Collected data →

▬▬▬

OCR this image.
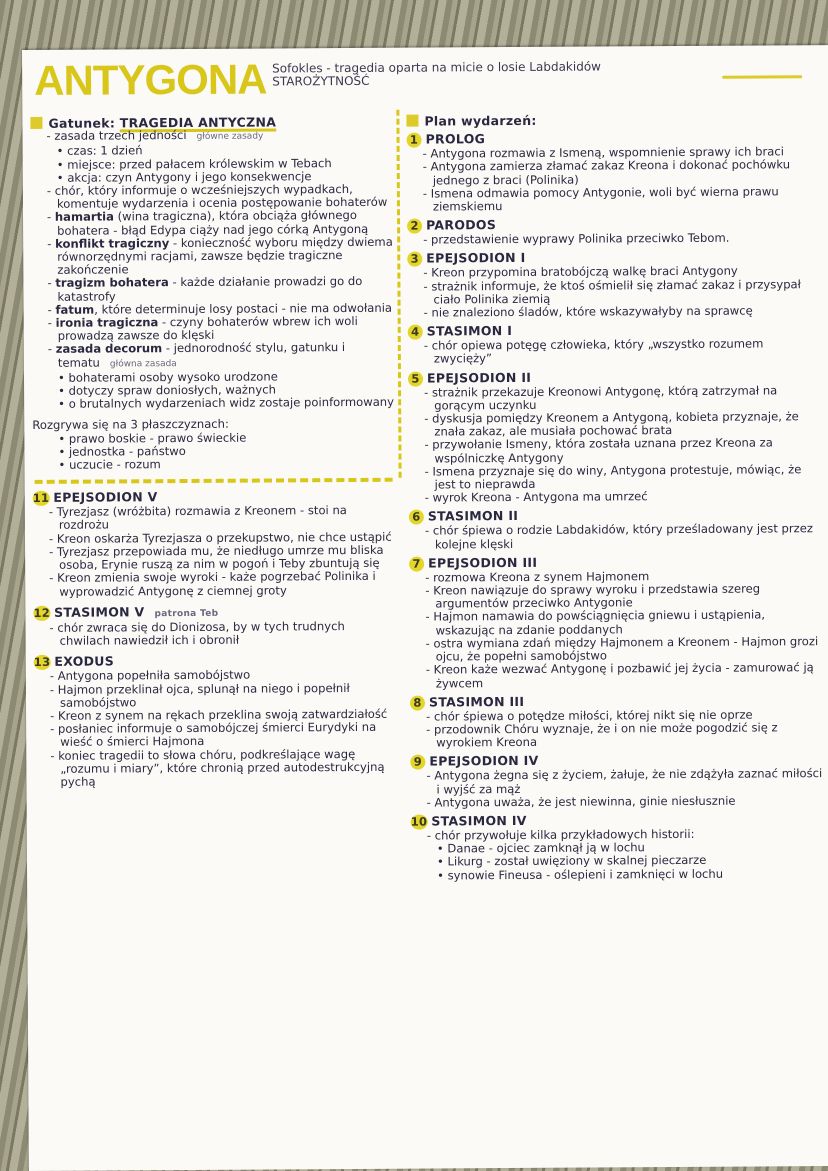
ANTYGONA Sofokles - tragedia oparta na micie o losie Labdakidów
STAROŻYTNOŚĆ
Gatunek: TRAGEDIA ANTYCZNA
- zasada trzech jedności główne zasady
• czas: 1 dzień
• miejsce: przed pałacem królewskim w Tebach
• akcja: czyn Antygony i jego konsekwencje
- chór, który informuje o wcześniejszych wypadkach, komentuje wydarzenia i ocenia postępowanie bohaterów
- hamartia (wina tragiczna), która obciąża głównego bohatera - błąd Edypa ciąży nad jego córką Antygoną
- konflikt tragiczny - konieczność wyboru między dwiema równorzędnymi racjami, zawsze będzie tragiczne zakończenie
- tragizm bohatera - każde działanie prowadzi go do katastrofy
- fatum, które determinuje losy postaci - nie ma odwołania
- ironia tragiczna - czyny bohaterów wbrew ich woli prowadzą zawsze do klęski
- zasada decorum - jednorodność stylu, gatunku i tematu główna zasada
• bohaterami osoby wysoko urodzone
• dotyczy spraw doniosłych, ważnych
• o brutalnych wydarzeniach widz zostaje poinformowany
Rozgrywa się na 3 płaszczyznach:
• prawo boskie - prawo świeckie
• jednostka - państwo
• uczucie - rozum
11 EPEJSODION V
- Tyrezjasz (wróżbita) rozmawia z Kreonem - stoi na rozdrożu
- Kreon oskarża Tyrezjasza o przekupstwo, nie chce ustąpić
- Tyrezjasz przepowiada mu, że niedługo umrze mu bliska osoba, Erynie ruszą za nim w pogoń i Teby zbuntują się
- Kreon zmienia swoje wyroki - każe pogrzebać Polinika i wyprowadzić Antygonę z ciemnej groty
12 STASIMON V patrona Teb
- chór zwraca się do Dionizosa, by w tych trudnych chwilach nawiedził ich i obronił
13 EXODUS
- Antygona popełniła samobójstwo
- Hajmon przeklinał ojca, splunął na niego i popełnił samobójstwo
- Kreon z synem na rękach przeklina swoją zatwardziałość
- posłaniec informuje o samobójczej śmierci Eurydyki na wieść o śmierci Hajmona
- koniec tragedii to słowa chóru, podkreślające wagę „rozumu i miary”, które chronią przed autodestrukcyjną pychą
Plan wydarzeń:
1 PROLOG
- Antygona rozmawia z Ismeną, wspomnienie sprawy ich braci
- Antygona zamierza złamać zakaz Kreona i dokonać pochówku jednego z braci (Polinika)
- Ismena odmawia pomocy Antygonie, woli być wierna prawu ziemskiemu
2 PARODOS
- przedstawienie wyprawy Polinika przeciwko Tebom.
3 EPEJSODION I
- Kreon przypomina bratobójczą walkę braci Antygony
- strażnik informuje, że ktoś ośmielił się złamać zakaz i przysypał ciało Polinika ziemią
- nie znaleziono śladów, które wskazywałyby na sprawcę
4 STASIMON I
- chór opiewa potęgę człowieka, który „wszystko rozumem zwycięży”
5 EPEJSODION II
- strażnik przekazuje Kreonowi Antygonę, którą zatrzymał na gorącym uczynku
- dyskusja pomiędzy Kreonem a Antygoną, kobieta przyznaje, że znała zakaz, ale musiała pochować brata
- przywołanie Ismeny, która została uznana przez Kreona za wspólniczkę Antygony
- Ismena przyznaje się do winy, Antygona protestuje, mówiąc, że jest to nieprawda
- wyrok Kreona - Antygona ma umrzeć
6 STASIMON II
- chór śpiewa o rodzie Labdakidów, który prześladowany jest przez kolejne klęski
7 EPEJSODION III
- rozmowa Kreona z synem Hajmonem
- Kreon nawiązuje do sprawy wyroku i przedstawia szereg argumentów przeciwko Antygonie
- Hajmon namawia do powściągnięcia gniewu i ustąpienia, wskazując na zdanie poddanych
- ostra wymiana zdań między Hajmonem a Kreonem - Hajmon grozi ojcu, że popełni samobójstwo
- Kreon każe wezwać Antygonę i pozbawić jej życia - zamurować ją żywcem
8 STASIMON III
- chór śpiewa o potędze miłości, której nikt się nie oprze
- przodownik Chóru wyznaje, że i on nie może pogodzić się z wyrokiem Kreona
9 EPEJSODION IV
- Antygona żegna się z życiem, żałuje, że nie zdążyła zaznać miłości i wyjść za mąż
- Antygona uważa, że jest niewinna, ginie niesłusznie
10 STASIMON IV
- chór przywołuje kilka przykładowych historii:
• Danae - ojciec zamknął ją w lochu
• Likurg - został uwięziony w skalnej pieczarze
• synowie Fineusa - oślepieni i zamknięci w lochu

▬▬▬

WHAT TO DO →
Pick out the lines containing the string "jego".

EXPECTED ANSWER →
• akcja: czyn Antygony i jego konsekwencje
- hamartia (wina tragiczna), która obciąża głównego bohatera - błąd Edypa ciąży nad jego córką Antygoną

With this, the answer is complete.